[Dataset entries]
=======
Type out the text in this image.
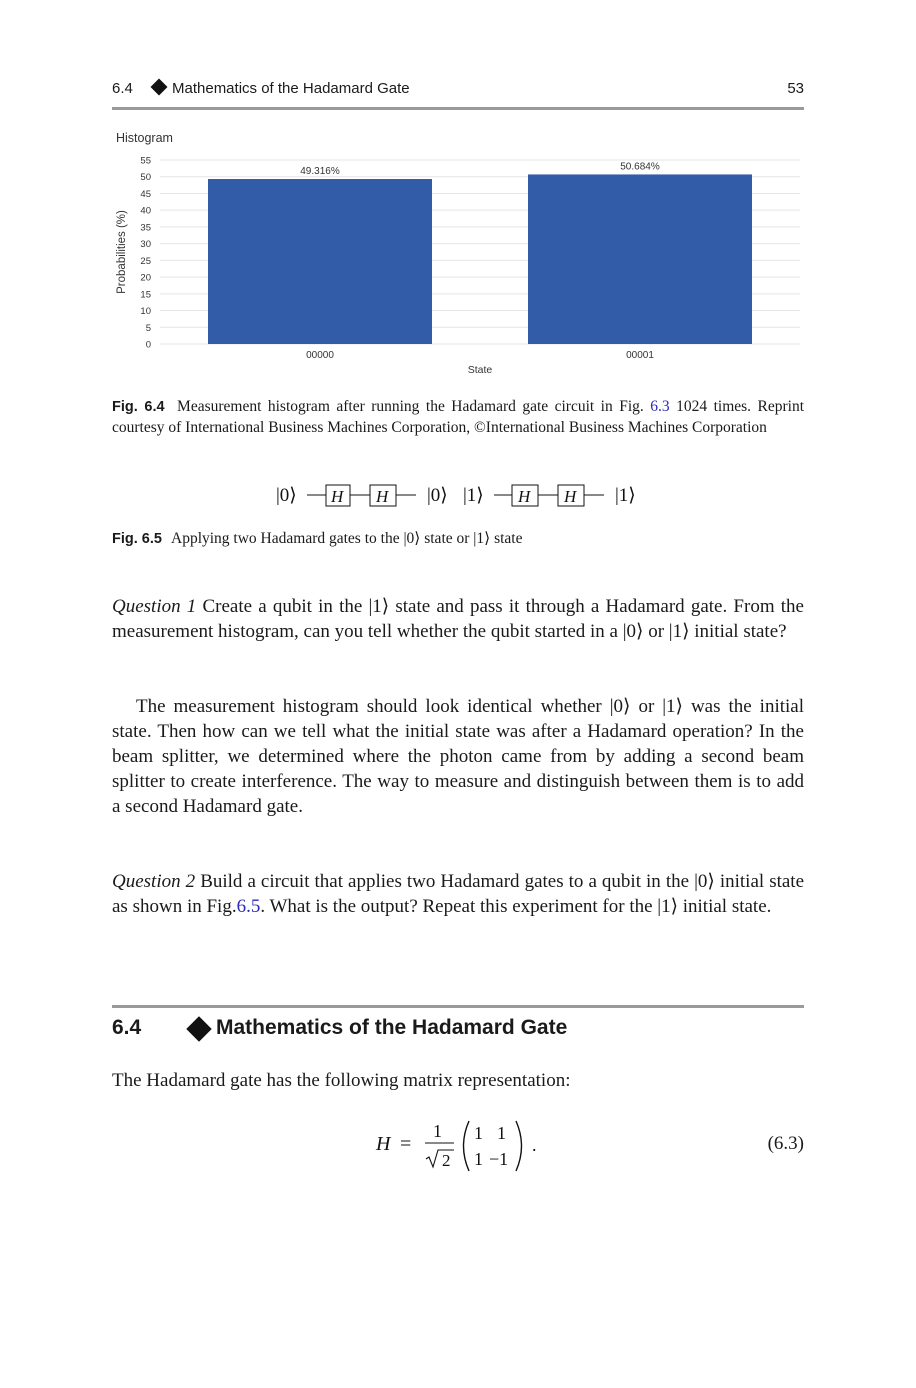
6.4	Mathematics of the Hadamard Gate	53
Histogram
0
5
10
15
20
25
30
35
40
45
50
55
Probabilities (%)
49.316%
00000
50.684%
00001
State
Fig. 6.4 Measurement histogram after running the Hadamard gate circuit in Fig. 6.3 1024 times. Reprint courtesy of International Business Machines Corporation, ©International Business Machines Corporation
|0⟩ H H |0⟩ |1⟩ H H |1⟩
Fig. 6.5 Applying two Hadamard gates to the |0⟩ state or |1⟩ state
Question 1 Create a qubit in the |1⟩ state and pass it through a Hadamard gate. From the measurement histogram, can you tell whether the qubit started in a |0⟩ or |1⟩ initial state?
The measurement histogram should look identical whether |0⟩ or |1⟩ was the initial state. Then how can we tell what the initial state was after a Hadamard operation? In the beam splitter, we determined where the photon came from by adding a second beam splitter to create interference. The way to measure and distinguish between them is to add a second Hadamard gate.
Question 2 Build a circuit that applies two Hadamard gates to a qubit in the |0⟩ initial state as shown in Fig.6.5. What is the output? Repeat this experiment for the |1⟩ initial state.
6.4	Mathematics of the Hadamard Gate
The Hadamard gate has the following matrix representation:
H =
1
2
1 1
1 −1
.	(6.3)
=======
## Written instruction
Write the records out once more, exactly as they appear, with no pictures.

## Written response
Type out the text in this image.
6.4	Mathematics of the Hadamard Gate	53
Histogram
0
5
10
15
20
25
30
35
40
45
50
55
Probabilities (%)
49.316%
00000
50.684%
00001
State
Fig. 6.4 Measurement histogram after running the Hadamard gate circuit in Fig. 6.3 1024 times. Reprint courtesy of International Business Machines Corporation, ©International Business Machines Corporation
|0⟩ H H |0⟩ |1⟩ H H |1⟩
Fig. 6.5 Applying two Hadamard gates to the |0⟩ state or |1⟩ state
Question 1 Create a qubit in the |1⟩ state and pass it through a Hadamard gate. From the measurement histogram, can you tell whether the qubit started in a |0⟩ or |1⟩ initial state?
The measurement histogram should look identical whether |0⟩ or |1⟩ was the initial state. Then how can we tell what the initial state was after a Hadamard operation? In the beam splitter, we determined where the photon came from by adding a second beam splitter to create interference. The way to measure and distinguish between them is to add a second Hadamard gate.
Question 2 Build a circuit that applies two Hadamard gates to a qubit in the |0⟩ initial state as shown in Fig.6.5. What is the output? Repeat this experiment for the |1⟩ initial state.
6.4	Mathematics of the Hadamard Gate
The Hadamard gate has the following matrix representation:
H =
1
2
1 1
1 −1
.	(6.3)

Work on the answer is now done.